Supplied information:
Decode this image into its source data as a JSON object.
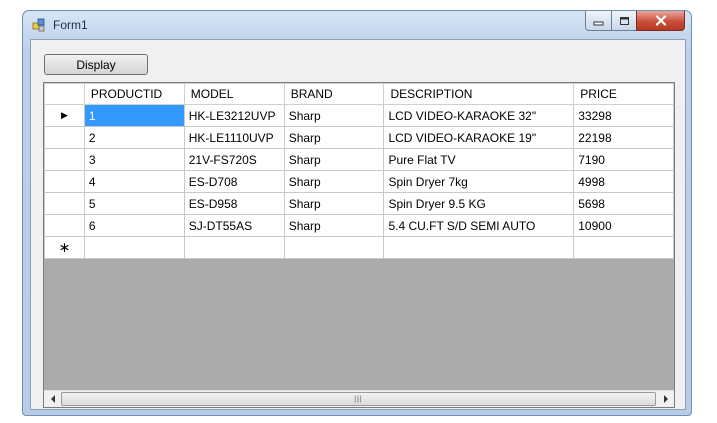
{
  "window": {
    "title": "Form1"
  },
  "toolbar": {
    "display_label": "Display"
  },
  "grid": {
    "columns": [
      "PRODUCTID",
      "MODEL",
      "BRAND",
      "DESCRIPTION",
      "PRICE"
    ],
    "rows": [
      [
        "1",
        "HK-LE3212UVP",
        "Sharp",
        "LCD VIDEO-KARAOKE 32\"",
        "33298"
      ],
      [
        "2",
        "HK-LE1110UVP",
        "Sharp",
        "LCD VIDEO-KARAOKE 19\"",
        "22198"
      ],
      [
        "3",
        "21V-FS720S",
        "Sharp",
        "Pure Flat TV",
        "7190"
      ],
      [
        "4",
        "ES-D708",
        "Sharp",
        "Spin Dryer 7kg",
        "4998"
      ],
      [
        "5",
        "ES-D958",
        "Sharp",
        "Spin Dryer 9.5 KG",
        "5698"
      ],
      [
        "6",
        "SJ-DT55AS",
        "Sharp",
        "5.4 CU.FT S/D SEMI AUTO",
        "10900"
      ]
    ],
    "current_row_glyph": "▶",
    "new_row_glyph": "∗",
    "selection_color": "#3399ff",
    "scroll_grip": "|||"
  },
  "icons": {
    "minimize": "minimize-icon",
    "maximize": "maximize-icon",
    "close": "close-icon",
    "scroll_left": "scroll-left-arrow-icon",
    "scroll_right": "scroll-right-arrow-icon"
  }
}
...
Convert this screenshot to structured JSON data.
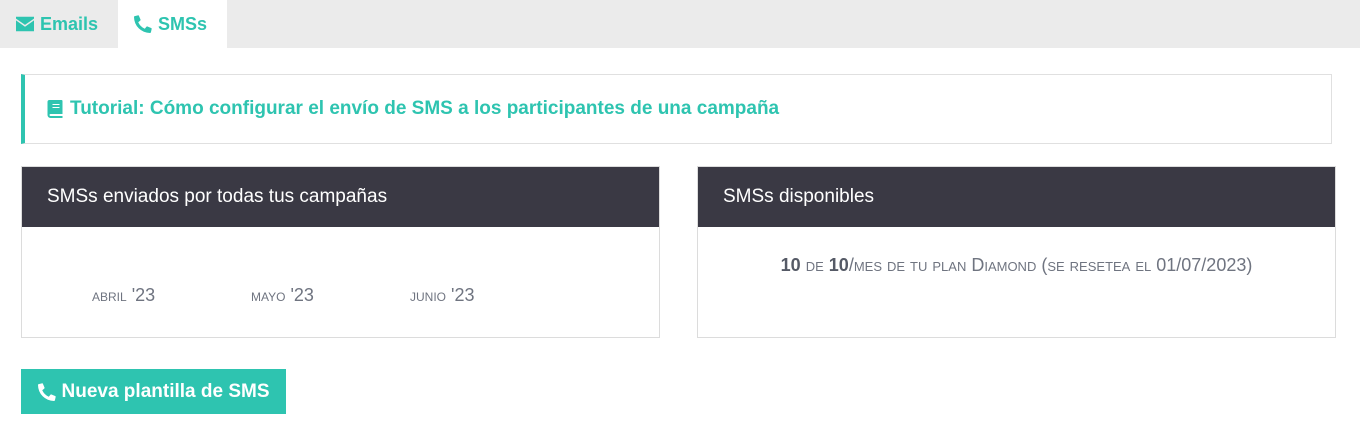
--
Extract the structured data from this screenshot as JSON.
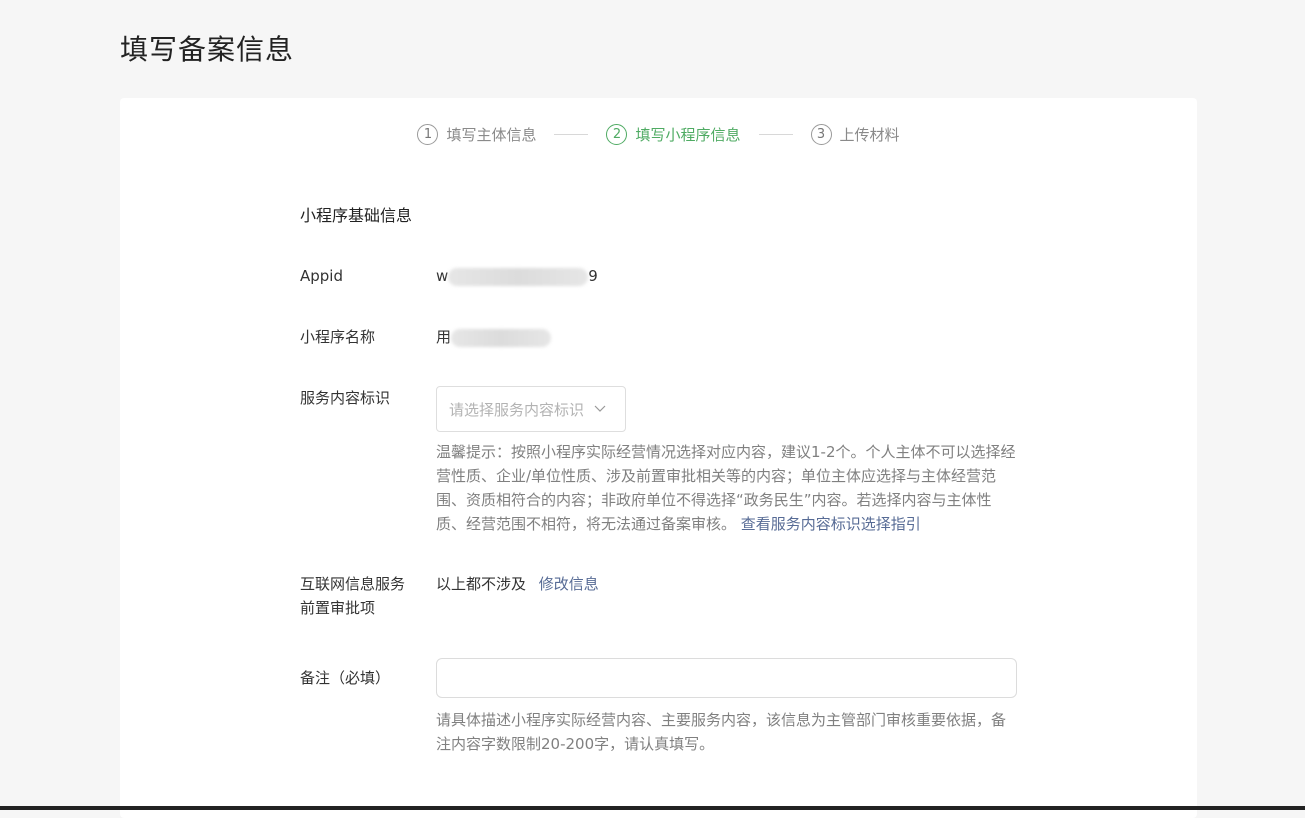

Stated exercise: Which lines include "screenshot"? Copy each of them out.

Exercise solution:
Convert this screenshot to structured JSON data.
Extract the structured data from this screenshot as JSON.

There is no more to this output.